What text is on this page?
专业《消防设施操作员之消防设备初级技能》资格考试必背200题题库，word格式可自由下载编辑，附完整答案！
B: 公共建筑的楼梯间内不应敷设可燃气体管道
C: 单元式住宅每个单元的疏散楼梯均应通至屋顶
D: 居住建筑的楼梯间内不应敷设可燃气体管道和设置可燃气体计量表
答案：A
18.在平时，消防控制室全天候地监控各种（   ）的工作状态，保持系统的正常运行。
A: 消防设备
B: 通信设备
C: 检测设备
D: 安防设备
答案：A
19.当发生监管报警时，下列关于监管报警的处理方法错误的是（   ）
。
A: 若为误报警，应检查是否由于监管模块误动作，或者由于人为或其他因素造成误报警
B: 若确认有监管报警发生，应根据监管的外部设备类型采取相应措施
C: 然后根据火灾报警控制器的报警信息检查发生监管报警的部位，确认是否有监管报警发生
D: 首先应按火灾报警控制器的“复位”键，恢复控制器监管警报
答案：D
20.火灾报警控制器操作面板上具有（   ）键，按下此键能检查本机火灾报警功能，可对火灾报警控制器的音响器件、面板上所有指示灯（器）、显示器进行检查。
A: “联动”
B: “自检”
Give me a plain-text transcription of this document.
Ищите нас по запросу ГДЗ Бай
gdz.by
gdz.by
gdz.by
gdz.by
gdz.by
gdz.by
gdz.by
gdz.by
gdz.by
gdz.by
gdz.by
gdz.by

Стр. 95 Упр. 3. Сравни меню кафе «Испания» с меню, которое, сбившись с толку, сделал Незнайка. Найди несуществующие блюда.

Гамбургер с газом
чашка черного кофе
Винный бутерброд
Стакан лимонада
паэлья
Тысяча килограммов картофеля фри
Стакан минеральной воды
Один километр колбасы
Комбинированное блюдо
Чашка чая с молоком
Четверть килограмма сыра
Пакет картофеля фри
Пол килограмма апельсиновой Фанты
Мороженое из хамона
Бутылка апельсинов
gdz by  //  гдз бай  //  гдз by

EXERCISE PROMPT ->
Copy exactly, and only, the lines from the one containing "Give me a plain-text" through the last line of the listing.

CORRECT ANSWER ->
Give me a plain-text transcription of this document.
Ищите нас по запросу ГДЗ Бай
gdz.by
gdz.by
gdz.by
gdz.by
gdz.by
gdz.by
gdz.by
gdz.by
gdz.by
gdz.by
gdz.by
gdz.by

Стр. 95 Упр. 3. Сравни меню кафе «Испания» с меню, которое, сбившись с толку, сделал Незнайка. Найди несуществующие блюда.

Гамбургер с газом
чашка черного кофе
Винный бутерброд
Стакан лимонада
паэлья
Тысяча килограммов картофеля фри
Стакан минеральной воды
Один километр колбасы
Комбинированное блюдо
Чашка чая с молоком
Четверть килограмма сыра
Пакет картофеля фри
Пол килограмма апельсиновой Фанты
Мороженое из хамона
Бутылка апельсинов
gdz by  //  гдз бай  //  гдз by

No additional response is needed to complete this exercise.